» **Given information**
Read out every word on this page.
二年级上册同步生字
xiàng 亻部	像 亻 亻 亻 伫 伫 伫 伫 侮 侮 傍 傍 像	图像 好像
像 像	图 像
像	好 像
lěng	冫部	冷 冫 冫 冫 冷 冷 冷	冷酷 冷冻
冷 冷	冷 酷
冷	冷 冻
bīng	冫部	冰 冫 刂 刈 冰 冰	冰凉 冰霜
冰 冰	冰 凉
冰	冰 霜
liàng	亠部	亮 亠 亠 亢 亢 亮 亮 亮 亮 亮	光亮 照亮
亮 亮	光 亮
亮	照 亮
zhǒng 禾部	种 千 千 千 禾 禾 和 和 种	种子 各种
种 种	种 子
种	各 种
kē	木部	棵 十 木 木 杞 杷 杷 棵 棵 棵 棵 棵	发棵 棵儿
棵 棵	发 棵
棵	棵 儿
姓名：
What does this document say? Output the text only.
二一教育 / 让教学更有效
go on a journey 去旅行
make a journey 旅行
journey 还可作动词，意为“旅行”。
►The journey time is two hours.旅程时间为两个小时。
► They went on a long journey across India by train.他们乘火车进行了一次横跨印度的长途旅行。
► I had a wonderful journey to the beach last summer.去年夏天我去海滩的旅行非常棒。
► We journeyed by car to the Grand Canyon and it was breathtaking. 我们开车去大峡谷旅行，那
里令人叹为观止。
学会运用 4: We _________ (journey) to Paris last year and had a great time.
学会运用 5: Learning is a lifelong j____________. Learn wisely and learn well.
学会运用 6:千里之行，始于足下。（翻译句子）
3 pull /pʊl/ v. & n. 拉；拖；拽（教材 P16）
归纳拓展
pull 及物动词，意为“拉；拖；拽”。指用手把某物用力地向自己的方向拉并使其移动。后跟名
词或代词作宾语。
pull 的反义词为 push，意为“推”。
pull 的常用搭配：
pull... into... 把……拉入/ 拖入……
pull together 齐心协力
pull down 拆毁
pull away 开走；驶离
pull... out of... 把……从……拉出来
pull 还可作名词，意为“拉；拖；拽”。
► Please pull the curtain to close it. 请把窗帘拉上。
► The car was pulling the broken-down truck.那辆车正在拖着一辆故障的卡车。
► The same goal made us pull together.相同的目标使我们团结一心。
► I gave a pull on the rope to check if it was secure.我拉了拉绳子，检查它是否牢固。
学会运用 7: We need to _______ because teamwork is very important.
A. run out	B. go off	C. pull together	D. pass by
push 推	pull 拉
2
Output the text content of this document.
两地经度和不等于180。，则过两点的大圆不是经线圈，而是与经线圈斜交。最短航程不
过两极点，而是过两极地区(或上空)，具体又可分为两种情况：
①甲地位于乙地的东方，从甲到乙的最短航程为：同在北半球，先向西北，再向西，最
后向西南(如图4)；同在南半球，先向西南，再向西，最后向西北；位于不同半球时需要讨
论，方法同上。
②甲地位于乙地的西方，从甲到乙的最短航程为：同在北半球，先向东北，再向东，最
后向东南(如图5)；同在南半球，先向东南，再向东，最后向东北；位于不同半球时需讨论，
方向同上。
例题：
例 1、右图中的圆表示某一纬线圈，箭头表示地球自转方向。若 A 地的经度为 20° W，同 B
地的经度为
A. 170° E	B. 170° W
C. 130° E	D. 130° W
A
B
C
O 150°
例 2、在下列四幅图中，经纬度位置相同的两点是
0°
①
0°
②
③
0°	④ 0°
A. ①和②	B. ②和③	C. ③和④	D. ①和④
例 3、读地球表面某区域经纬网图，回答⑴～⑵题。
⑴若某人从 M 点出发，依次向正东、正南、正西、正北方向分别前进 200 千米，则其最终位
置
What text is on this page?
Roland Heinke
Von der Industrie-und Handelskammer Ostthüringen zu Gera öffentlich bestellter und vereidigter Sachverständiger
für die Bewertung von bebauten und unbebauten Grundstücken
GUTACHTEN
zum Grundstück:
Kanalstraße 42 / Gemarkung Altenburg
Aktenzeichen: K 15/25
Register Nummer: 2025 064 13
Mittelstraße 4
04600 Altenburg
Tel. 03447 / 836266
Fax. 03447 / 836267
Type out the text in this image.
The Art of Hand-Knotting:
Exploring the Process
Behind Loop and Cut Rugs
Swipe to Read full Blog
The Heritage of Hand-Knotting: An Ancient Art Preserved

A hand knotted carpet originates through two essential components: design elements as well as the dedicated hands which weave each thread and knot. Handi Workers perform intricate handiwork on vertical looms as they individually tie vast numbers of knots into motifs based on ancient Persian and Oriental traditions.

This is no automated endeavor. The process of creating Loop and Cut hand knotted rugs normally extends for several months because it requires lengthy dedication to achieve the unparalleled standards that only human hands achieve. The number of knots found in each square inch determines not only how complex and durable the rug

» **Set exercise**
Repeat the preceding lines exactly, please, every one of them.

» **Exercise answer**
Read out every word on this page.
二年级上册同步生字
xiàng 亻部	像 亻 亻 亻 伫 伫 伫 伫 侮 侮 傍 傍 像	图像 好像
像 像	图 像
像	好 像
lěng	冫部	冷 冫 冫 冫 冷 冷 冷	冷酷 冷冻
冷 冷	冷 酷
冷	冷 冻
bīng	冫部	冰 冫 刂 刈 冰 冰	冰凉 冰霜
冰 冰	冰 凉
冰	冰 霜
liàng	亠部	亮 亠 亠 亢 亢 亮 亮 亮 亮 亮	光亮 照亮
亮 亮	光 亮
亮	照 亮
zhǒng 禾部	种 千 千 千 禾 禾 和 和 种	种子 各种
种 种	种 子
种	各 种
kē	木部	棵 十 木 木 杞 杷 杷 棵 棵 棵 棵 棵	发棵 棵儿
棵 棵	发 棵
棵	棵 儿
姓名：
What does this document say? Output the text only.
二一教育 / 让教学更有效
go on a journey 去旅行
make a journey 旅行
journey 还可作动词，意为“旅行”。
►The journey time is two hours.旅程时间为两个小时。
► They went on a long journey across India by train.他们乘火车进行了一次横跨印度的长途旅行。
► I had a wonderful journey to the beach last summer.去年夏天我去海滩的旅行非常棒。
► We journeyed by car to the Grand Canyon and it was breathtaking. 我们开车去大峡谷旅行，那
里令人叹为观止。
学会运用 4: We _________ (journey) to Paris last year and had a great time.
学会运用 5: Learning is a lifelong j____________. Learn wisely and learn well.
学会运用 6:千里之行，始于足下。（翻译句子）
3 pull /pʊl/ v. & n. 拉；拖；拽（教材 P16）
归纳拓展
pull 及物动词，意为“拉；拖；拽”。指用手把某物用力地向自己的方向拉并使其移动。后跟名
词或代词作宾语。
pull 的反义词为 push，意为“推”。
pull 的常用搭配：
pull... into... 把……拉入/ 拖入……
pull together 齐心协力
pull down 拆毁
pull away 开走；驶离
pull... out of... 把……从……拉出来
pull 还可作名词，意为“拉；拖；拽”。
► Please pull the curtain to close it. 请把窗帘拉上。
► The car was pulling the broken-down truck.那辆车正在拖着一辆故障的卡车。
► The same goal made us pull together.相同的目标使我们团结一心。
► I gave a pull on the rope to check if it was secure.我拉了拉绳子，检查它是否牢固。
学会运用 7: We need to _______ because teamwork is very important.
A. run out	B. go off	C. pull together	D. pass by
push 推	pull 拉
2
Output the text content of this document.
两地经度和不等于180。，则过两点的大圆不是经线圈，而是与经线圈斜交。最短航程不
过两极点，而是过两极地区(或上空)，具体又可分为两种情况：
①甲地位于乙地的东方，从甲到乙的最短航程为：同在北半球，先向西北，再向西，最
后向西南(如图4)；同在南半球，先向西南，再向西，最后向西北；位于不同半球时需要讨
论，方法同上。
②甲地位于乙地的西方，从甲到乙的最短航程为：同在北半球，先向东北，再向东，最
后向东南(如图5)；同在南半球，先向东南，再向东，最后向东北；位于不同半球时需讨论，
方向同上。
例题：
例 1、右图中的圆表示某一纬线圈，箭头表示地球自转方向。若 A 地的经度为 20° W，同 B
地的经度为
A. 170° E	B. 170° W
C. 130° E	D. 130° W
A
B
C
O 150°
例 2、在下列四幅图中，经纬度位置相同的两点是
0°
①
0°
②
③
0°	④ 0°
A. ①和②	B. ②和③	C. ③和④	D. ①和④
例 3、读地球表面某区域经纬网图，回答⑴～⑵题。
⑴若某人从 M 点出发，依次向正东、正南、正西、正北方向分别前进 200 千米，则其最终位
置
What text is on this page?
Roland Heinke
Von der Industrie-und Handelskammer Ostthüringen zu Gera öffentlich bestellter und vereidigter Sachverständiger
für die Bewertung von bebauten und unbebauten Grundstücken
GUTACHTEN
zum Grundstück:
Kanalstraße 42 / Gemarkung Altenburg
Aktenzeichen: K 15/25
Register Nummer: 2025 064 13
Mittelstraße 4
04600 Altenburg
Tel. 03447 / 836266
Fax. 03447 / 836267
Type out the text in this image.
The Art of Hand-Knotting:
Exploring the Process
Behind Loop and Cut Rugs
Swipe to Read full Blog
The Heritage of Hand-Knotting: An Ancient Art Preserved

A hand knotted carpet originates through two essential components: design elements as well as the dedicated hands which weave each thread and knot. Handi Workers perform intricate handiwork on vertical looms as they individually tie vast numbers of knots into motifs based on ancient Persian and Oriental traditions.

This is no automated endeavor. The process of creating Loop and Cut hand knotted rugs normally extends for several months because it requires lengthy dedication to achieve the unparalleled standards that only human hands achieve. The number of knots found in each square inch determines not only how complex and durable the rug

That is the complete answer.